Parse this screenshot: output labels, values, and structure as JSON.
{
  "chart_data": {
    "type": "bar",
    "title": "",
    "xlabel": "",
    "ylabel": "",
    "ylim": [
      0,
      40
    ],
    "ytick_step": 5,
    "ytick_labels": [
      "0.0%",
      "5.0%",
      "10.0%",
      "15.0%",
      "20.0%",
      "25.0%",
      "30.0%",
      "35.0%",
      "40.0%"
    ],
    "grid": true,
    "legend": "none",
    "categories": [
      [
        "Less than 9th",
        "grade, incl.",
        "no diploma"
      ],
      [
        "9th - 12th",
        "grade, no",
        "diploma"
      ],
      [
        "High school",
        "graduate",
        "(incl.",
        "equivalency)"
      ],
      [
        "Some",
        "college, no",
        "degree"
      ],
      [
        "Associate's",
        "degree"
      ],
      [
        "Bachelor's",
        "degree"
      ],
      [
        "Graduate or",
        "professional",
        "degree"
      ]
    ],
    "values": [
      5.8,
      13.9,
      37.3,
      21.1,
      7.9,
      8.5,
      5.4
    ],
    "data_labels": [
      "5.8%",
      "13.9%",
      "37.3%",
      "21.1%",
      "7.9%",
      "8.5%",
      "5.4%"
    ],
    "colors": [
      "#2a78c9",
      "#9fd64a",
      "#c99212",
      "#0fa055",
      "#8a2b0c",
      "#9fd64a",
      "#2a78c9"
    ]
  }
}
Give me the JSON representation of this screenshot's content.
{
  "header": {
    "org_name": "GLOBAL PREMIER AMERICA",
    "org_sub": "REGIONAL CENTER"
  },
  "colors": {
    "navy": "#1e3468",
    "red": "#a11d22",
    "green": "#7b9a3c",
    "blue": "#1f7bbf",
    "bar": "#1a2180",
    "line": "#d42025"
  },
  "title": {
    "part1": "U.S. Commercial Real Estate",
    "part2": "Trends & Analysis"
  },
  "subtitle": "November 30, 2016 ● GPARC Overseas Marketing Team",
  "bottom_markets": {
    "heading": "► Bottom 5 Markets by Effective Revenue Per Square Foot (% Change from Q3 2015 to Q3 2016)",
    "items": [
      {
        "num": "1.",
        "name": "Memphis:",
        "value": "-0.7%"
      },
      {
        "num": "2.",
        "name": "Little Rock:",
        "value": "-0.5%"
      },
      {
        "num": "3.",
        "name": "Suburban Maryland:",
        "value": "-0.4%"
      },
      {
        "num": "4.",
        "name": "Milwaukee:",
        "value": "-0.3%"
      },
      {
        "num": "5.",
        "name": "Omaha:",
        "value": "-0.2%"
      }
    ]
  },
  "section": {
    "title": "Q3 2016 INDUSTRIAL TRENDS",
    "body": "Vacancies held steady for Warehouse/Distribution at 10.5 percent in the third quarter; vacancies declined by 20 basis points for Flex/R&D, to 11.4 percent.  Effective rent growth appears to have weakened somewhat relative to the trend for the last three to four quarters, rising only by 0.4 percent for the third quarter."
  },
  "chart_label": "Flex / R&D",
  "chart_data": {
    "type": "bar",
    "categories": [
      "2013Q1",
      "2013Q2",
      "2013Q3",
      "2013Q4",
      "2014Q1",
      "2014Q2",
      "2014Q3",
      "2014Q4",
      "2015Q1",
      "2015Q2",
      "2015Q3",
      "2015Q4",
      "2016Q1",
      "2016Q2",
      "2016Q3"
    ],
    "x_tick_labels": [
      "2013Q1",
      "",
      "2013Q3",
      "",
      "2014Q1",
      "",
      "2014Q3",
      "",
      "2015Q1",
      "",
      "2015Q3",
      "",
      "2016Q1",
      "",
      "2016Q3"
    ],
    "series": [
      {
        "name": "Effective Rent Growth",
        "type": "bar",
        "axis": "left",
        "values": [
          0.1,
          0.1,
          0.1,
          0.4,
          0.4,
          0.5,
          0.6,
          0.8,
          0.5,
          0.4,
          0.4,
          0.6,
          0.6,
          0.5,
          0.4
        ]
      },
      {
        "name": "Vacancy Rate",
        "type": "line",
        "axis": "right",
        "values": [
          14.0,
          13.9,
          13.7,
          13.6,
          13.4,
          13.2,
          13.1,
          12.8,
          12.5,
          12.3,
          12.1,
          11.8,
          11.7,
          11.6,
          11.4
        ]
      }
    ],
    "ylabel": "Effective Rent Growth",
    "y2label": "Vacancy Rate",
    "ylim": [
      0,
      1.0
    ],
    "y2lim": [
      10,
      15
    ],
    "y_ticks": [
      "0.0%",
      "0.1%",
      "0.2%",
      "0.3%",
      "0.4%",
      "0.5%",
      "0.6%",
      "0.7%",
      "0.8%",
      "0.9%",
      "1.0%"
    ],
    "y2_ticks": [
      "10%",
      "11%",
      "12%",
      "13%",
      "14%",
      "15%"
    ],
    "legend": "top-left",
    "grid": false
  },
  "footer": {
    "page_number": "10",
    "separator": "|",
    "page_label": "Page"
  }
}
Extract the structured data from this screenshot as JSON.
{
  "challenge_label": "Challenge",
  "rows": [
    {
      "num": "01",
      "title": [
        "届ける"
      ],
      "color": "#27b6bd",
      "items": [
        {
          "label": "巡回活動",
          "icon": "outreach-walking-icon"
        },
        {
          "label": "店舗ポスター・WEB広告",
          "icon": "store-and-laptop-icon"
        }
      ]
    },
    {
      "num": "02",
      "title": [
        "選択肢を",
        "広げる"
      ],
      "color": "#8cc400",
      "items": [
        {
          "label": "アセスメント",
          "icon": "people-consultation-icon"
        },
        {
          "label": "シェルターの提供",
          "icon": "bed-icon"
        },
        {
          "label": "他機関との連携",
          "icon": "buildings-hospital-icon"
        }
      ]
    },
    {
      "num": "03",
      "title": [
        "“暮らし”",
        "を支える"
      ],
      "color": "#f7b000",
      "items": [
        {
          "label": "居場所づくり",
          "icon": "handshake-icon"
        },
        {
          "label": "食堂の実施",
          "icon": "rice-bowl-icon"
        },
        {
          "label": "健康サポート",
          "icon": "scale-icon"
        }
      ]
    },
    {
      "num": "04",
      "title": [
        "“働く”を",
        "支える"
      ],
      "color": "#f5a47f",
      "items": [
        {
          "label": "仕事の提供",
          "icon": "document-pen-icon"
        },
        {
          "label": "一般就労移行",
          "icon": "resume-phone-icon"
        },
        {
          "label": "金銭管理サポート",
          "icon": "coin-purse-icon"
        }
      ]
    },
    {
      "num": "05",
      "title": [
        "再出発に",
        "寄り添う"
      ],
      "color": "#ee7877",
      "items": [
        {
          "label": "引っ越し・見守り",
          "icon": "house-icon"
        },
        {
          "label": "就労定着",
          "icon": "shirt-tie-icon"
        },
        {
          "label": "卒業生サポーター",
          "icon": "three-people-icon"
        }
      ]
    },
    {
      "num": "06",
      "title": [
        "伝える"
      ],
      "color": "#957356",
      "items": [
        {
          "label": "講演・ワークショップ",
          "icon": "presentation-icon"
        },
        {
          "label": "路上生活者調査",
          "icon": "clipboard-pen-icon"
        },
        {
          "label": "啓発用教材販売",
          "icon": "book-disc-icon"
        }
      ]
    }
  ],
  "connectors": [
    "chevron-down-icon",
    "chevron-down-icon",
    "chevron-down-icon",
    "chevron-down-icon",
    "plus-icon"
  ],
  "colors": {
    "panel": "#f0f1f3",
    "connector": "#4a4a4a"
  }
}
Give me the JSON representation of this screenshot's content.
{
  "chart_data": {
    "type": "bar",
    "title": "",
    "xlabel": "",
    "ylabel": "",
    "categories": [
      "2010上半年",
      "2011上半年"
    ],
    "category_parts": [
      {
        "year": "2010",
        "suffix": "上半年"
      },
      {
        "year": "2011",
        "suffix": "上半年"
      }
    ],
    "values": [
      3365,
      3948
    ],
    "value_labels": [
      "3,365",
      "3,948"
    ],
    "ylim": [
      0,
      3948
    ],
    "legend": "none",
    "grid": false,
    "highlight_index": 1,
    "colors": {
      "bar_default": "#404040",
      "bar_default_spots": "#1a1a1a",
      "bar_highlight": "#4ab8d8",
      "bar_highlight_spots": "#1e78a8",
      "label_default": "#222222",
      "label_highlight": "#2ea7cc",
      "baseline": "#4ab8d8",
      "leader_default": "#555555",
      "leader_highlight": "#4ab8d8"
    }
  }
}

_WORK TO DO_: Of the lines above, copy each that contains "people".

_ANSWER TO THIS PROBLEM_:
          "icon": "people-consultation-icon"
          "icon": "three-people-icon"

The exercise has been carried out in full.